_Supplied entries_
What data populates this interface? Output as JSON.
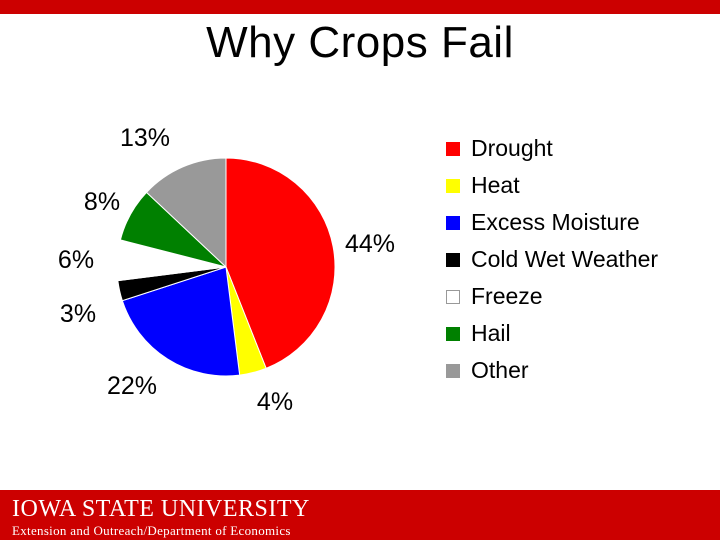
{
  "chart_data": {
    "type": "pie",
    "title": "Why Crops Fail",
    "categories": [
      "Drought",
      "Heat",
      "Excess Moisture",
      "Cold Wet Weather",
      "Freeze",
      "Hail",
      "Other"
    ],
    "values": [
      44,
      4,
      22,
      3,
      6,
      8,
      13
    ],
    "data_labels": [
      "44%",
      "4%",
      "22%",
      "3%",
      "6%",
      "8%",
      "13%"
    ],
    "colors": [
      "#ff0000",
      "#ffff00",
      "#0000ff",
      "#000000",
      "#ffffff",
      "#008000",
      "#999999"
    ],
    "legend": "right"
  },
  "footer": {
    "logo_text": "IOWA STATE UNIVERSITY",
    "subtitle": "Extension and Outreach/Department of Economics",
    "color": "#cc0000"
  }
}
* * *
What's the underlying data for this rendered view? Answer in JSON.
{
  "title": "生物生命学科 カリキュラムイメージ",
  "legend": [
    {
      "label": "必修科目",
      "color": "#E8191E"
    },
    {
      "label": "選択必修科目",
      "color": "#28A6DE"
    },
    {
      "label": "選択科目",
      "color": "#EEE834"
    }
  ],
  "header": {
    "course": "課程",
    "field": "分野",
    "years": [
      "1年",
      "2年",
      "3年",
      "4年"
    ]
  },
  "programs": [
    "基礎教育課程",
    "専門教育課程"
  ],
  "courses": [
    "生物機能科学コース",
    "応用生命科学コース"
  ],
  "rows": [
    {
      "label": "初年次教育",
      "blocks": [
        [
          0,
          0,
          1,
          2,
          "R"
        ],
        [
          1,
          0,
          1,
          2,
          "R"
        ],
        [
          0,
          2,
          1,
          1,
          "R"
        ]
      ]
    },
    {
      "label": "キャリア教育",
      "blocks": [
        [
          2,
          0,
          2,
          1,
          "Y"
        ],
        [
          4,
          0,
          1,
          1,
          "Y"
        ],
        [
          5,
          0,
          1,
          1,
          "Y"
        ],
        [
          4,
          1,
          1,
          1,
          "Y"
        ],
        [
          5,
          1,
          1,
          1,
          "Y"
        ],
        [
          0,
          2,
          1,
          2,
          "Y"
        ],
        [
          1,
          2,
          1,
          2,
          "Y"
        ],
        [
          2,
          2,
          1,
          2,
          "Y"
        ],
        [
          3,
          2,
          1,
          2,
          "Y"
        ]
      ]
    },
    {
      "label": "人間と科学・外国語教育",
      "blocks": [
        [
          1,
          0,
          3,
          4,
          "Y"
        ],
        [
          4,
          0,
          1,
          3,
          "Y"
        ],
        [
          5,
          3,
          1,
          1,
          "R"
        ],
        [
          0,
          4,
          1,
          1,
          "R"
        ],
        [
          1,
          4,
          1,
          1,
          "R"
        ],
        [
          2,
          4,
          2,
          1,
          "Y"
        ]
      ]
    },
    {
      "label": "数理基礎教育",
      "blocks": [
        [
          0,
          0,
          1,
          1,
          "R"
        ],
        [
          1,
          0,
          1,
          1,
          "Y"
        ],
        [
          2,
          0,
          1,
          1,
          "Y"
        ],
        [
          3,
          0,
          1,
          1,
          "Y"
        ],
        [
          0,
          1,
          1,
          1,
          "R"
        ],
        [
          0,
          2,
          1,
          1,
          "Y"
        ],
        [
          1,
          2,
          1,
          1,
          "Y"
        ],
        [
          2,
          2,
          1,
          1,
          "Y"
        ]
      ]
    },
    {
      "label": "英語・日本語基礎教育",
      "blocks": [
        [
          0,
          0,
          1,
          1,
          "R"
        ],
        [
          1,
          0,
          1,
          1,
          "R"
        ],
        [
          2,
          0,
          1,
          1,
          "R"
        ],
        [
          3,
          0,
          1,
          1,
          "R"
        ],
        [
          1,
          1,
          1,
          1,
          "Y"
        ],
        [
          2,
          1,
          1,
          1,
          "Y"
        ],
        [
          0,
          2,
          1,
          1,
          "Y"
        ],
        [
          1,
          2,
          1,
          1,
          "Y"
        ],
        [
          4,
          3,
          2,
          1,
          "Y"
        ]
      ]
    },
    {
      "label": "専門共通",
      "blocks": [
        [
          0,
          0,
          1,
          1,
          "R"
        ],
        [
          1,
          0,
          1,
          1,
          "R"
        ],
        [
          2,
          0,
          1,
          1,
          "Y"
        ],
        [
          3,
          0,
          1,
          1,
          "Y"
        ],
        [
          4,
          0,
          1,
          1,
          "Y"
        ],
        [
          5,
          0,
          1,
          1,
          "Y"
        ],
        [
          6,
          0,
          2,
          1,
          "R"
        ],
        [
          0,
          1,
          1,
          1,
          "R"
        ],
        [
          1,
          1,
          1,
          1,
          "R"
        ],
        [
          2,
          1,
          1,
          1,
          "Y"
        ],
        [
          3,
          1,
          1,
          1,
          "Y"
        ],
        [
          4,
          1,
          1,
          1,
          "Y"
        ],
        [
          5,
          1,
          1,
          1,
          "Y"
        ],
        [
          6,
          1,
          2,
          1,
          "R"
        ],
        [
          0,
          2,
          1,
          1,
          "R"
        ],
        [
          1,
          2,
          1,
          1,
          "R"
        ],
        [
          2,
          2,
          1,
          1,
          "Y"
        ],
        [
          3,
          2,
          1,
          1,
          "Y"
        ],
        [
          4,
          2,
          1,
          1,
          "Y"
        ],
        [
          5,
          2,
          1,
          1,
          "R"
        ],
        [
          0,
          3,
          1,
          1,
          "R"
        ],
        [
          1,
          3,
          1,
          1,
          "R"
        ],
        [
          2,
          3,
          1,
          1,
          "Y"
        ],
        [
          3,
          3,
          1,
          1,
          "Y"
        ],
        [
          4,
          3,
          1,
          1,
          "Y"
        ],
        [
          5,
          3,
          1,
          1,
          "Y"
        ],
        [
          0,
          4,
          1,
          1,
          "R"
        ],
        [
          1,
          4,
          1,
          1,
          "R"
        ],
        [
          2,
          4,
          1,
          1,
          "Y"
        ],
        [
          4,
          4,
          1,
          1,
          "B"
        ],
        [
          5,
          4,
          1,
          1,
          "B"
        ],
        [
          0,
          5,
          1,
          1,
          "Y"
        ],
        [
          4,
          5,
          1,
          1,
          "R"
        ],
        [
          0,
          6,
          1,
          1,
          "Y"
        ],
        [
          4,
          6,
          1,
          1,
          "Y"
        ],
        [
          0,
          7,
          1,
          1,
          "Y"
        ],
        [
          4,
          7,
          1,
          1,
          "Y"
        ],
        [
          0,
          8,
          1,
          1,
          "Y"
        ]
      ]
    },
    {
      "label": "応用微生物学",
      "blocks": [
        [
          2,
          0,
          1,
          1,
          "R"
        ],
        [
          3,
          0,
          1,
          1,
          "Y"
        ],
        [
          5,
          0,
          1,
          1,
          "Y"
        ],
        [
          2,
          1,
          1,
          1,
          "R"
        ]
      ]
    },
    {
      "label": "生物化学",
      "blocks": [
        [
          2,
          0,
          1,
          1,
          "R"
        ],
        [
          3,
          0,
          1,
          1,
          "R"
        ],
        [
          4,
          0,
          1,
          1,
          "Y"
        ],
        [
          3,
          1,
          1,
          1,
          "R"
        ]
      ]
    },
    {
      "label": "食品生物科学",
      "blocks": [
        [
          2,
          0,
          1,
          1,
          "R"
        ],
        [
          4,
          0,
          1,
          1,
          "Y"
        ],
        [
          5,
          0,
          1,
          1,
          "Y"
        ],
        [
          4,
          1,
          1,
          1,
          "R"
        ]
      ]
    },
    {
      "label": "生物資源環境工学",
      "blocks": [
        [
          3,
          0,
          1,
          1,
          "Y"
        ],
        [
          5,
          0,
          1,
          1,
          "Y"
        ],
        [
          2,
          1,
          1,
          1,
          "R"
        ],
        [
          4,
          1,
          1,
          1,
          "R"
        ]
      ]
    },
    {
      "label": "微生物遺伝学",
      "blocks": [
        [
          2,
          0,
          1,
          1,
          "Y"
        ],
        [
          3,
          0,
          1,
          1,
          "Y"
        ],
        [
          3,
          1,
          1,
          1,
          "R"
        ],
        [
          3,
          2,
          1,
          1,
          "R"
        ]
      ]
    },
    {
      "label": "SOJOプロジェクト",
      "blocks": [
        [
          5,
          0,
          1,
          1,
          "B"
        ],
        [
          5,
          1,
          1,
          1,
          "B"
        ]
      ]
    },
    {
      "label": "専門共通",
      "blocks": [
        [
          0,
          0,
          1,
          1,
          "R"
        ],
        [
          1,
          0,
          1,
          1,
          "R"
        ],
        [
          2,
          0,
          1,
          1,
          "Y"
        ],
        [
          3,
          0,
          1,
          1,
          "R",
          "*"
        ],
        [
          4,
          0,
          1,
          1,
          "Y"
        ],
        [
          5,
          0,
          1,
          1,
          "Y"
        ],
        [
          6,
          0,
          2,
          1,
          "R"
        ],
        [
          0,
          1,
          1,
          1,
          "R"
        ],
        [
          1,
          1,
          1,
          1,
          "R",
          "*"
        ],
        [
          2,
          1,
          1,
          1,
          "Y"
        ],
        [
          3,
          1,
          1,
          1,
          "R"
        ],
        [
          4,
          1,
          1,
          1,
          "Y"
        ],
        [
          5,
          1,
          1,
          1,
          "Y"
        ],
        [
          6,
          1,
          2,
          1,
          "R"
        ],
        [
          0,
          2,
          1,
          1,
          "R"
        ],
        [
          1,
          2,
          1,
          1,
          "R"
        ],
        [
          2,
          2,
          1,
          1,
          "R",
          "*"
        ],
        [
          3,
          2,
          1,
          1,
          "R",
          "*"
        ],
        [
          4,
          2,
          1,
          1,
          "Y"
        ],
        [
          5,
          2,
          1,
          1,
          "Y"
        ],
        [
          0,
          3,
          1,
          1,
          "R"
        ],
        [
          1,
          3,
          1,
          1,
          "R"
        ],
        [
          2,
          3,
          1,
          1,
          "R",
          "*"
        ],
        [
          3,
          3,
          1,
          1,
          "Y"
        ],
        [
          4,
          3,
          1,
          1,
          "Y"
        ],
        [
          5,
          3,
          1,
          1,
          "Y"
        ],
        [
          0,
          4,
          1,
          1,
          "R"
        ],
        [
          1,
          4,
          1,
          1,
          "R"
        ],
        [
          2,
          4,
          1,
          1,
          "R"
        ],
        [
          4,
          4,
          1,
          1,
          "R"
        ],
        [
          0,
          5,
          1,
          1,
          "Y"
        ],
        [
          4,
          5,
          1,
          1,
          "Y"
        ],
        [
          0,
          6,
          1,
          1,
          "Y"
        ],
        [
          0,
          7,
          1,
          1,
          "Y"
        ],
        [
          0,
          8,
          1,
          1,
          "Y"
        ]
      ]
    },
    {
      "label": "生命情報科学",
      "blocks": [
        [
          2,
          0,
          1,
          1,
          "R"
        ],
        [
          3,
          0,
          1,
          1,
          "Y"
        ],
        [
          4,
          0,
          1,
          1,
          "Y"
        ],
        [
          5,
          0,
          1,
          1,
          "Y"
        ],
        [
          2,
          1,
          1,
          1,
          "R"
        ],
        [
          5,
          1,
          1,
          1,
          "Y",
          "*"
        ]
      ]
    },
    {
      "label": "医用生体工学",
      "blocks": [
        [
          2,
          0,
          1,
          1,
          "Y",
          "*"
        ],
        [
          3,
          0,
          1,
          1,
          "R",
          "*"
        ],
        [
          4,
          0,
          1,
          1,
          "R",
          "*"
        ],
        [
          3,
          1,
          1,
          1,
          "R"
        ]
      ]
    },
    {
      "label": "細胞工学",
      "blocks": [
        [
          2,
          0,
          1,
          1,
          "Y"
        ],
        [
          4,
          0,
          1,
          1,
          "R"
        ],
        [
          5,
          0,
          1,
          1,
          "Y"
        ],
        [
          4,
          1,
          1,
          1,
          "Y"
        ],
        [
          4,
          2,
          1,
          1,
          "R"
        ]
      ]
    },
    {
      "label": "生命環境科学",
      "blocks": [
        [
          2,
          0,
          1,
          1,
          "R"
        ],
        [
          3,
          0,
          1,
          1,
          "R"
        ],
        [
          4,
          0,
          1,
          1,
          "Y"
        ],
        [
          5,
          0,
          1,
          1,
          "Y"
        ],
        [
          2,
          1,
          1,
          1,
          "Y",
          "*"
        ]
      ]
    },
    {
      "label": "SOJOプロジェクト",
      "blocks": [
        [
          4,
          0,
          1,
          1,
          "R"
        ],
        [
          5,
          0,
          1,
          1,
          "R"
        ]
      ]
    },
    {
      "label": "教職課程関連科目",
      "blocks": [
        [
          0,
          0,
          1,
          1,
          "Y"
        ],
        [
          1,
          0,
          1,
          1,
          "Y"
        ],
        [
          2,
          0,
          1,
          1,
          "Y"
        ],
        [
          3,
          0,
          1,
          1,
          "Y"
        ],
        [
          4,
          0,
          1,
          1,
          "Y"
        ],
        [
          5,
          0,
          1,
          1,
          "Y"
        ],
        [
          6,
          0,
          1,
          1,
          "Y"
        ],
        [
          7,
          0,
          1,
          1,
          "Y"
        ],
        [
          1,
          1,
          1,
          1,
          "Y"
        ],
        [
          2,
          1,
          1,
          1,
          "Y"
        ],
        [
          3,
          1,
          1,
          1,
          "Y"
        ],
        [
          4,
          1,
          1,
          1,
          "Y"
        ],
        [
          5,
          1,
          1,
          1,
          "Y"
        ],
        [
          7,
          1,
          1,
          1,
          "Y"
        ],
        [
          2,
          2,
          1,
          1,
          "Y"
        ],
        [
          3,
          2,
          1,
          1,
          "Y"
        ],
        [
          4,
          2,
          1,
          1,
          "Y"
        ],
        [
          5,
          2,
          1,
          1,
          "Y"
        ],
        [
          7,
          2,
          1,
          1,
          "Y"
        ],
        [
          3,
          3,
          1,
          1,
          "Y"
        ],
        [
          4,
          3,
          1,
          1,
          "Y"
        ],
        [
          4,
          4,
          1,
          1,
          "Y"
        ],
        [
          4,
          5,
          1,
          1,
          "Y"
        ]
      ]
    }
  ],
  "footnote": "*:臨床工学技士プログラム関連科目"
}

_Written instruction_
Only the number is wanted: how many lines contain the string "JSON"?

_Task result_
2